- _The task_
Write out the records below word for word, please.

## start

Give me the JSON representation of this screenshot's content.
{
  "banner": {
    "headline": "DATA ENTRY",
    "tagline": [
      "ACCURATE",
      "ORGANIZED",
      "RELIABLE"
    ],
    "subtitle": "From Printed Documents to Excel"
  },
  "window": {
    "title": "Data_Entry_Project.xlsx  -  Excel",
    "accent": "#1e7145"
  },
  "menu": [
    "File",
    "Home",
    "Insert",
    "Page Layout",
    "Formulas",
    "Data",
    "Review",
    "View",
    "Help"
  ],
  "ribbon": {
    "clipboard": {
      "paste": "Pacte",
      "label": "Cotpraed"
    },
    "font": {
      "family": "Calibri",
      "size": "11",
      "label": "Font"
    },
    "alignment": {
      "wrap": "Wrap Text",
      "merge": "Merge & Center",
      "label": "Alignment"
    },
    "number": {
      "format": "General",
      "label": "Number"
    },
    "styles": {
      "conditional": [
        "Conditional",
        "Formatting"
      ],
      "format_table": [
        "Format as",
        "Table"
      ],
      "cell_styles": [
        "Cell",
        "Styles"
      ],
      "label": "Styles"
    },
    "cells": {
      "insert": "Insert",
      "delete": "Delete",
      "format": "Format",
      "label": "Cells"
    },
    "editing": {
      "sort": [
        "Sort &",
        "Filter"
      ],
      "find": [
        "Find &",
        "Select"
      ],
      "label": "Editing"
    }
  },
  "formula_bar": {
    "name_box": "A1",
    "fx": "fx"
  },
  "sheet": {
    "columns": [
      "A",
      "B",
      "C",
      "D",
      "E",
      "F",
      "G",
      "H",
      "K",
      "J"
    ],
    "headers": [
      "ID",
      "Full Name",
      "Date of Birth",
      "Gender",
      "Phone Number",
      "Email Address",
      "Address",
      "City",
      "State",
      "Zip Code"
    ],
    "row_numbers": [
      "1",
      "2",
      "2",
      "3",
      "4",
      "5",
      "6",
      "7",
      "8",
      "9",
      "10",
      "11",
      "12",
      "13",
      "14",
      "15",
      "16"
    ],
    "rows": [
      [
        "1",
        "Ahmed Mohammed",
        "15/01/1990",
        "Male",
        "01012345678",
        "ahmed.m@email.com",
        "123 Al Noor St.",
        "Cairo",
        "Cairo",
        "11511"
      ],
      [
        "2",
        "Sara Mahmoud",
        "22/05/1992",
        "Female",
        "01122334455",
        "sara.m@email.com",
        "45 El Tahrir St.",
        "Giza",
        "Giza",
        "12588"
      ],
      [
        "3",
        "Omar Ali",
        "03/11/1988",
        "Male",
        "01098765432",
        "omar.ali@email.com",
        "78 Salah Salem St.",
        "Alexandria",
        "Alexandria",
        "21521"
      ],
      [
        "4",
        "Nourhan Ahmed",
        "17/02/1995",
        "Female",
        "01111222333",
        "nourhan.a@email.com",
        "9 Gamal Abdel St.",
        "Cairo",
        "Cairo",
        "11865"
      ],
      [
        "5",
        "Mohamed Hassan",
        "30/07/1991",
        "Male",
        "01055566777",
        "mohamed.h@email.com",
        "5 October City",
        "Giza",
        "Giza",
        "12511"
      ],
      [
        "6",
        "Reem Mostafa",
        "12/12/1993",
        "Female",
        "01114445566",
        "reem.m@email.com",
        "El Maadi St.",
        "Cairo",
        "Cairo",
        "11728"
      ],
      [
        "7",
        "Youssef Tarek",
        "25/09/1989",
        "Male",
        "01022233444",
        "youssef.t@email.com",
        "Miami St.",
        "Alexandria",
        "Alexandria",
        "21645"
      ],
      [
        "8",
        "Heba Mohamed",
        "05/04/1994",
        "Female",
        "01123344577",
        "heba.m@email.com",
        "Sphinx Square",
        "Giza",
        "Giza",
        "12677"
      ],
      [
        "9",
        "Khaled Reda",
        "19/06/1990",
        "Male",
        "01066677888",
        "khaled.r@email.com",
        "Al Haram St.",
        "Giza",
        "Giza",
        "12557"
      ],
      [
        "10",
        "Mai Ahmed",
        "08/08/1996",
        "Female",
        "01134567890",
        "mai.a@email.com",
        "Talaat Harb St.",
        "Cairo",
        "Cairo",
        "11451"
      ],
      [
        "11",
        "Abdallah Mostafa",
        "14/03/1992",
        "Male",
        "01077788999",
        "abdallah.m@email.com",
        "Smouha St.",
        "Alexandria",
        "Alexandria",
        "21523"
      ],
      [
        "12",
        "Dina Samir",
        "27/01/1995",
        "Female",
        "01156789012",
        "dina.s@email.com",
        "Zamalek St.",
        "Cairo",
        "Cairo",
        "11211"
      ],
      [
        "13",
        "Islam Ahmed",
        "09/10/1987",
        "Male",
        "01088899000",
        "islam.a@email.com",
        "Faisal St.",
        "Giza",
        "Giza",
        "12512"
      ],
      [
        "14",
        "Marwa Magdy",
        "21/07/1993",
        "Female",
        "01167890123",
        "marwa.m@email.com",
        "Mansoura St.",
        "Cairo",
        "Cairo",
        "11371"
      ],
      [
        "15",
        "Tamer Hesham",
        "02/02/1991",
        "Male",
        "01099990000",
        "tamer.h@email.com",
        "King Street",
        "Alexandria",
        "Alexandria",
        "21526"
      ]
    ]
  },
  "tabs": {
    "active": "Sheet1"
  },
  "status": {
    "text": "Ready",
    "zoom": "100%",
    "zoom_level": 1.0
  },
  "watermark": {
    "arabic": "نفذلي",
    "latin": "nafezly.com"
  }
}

## end

- _The response_
Give me the JSON representation of this screenshot's content.
{
  "banner": {
    "headline": "DATA ENTRY",
    "tagline": [
      "ACCURATE",
      "ORGANIZED",
      "RELIABLE"
    ],
    "subtitle": "From Printed Documents to Excel"
  },
  "window": {
    "title": "Data_Entry_Project.xlsx  -  Excel",
    "accent": "#1e7145"
  },
  "menu": [
    "File",
    "Home",
    "Insert",
    "Page Layout",
    "Formulas",
    "Data",
    "Review",
    "View",
    "Help"
  ],
  "ribbon": {
    "clipboard": {
      "paste": "Pacte",
      "label": "Cotpraed"
    },
    "font": {
      "family": "Calibri",
      "size": "11",
      "label": "Font"
    },
    "alignment": {
      "wrap": "Wrap Text",
      "merge": "Merge & Center",
      "label": "Alignment"
    },
    "number": {
      "format": "General",
      "label": "Number"
    },
    "styles": {
      "conditional": [
        "Conditional",
        "Formatting"
      ],
      "format_table": [
        "Format as",
        "Table"
      ],
      "cell_styles": [
        "Cell",
        "Styles"
      ],
      "label": "Styles"
    },
    "cells": {
      "insert": "Insert",
      "delete": "Delete",
      "format": "Format",
      "label": "Cells"
    },
    "editing": {
      "sort": [
        "Sort &",
        "Filter"
      ],
      "find": [
        "Find &",
        "Select"
      ],
      "label": "Editing"
    }
  },
  "formula_bar": {
    "name_box": "A1",
    "fx": "fx"
  },
  "sheet": {
    "columns": [
      "A",
      "B",
      "C",
      "D",
      "E",
      "F",
      "G",
      "H",
      "K",
      "J"
    ],
    "headers": [
      "ID",
      "Full Name",
      "Date of Birth",
      "Gender",
      "Phone Number",
      "Email Address",
      "Address",
      "City",
      "State",
      "Zip Code"
    ],
    "row_numbers": [
      "1",
      "2",
      "2",
      "3",
      "4",
      "5",
      "6",
      "7",
      "8",
      "9",
      "10",
      "11",
      "12",
      "13",
      "14",
      "15",
      "16"
    ],
    "rows": [
      [
        "1",
        "Ahmed Mohammed",
        "15/01/1990",
        "Male",
        "01012345678",
        "ahmed.m@email.com",
        "123 Al Noor St.",
        "Cairo",
        "Cairo",
        "11511"
      ],
      [
        "2",
        "Sara Mahmoud",
        "22/05/1992",
        "Female",
        "01122334455",
        "sara.m@email.com",
        "45 El Tahrir St.",
        "Giza",
        "Giza",
        "12588"
      ],
      [
        "3",
        "Omar Ali",
        "03/11/1988",
        "Male",
        "01098765432",
        "omar.ali@email.com",
        "78 Salah Salem St.",
        "Alexandria",
        "Alexandria",
        "21521"
      ],
      [
        "4",
        "Nourhan Ahmed",
        "17/02/1995",
        "Female",
        "01111222333",
        "nourhan.a@email.com",
        "9 Gamal Abdel St.",
        "Cairo",
        "Cairo",
        "11865"
      ],
      [
        "5",
        "Mohamed Hassan",
        "30/07/1991",
        "Male",
        "01055566777",
        "mohamed.h@email.com",
        "5 October City",
        "Giza",
        "Giza",
        "12511"
      ],
      [
        "6",
        "Reem Mostafa",
        "12/12/1993",
        "Female",
        "01114445566",
        "reem.m@email.com",
        "El Maadi St.",
        "Cairo",
        "Cairo",
        "11728"
      ],
      [
        "7",
        "Youssef Tarek",
        "25/09/1989",
        "Male",
        "01022233444",
        "youssef.t@email.com",
        "Miami St.",
        "Alexandria",
        "Alexandria",
        "21645"
      ],
      [
        "8",
        "Heba Mohamed",
        "05/04/1994",
        "Female",
        "01123344577",
        "heba.m@email.com",
        "Sphinx Square",
        "Giza",
        "Giza",
        "12677"
      ],
      [
        "9",
        "Khaled Reda",
        "19/06/1990",
        "Male",
        "01066677888",
        "khaled.r@email.com",
        "Al Haram St.",
        "Giza",
        "Giza",
        "12557"
      ],
      [
        "10",
        "Mai Ahmed",
        "08/08/1996",
        "Female",
        "01134567890",
        "mai.a@email.com",
        "Talaat Harb St.",
        "Cairo",
        "Cairo",
        "11451"
      ],
      [
        "11",
        "Abdallah Mostafa",
        "14/03/1992",
        "Male",
        "01077788999",
        "abdallah.m@email.com",
        "Smouha St.",
        "Alexandria",
        "Alexandria",
        "21523"
      ],
      [
        "12",
        "Dina Samir",
        "27/01/1995",
        "Female",
        "01156789012",
        "dina.s@email.com",
        "Zamalek St.",
        "Cairo",
        "Cairo",
        "11211"
      ],
      [
        "13",
        "Islam Ahmed",
        "09/10/1987",
        "Male",
        "01088899000",
        "islam.a@email.com",
        "Faisal St.",
        "Giza",
        "Giza",
        "12512"
      ],
      [
        "14",
        "Marwa Magdy",
        "21/07/1993",
        "Female",
        "01167890123",
        "marwa.m@email.com",
        "Mansoura St.",
        "Cairo",
        "Cairo",
        "11371"
      ],
      [
        "15",
        "Tamer Hesham",
        "02/02/1991",
        "Male",
        "01099990000",
        "tamer.h@email.com",
        "King Street",
        "Alexandria",
        "Alexandria",
        "21526"
      ]
    ]
  },
  "tabs": {
    "active": "Sheet1"
  },
  "status": {
    "text": "Ready",
    "zoom": "100%",
    "zoom_level": 1.0
  },
  "watermark": {
    "arabic": "نفذلي",
    "latin": "nafezly.com"
  }
}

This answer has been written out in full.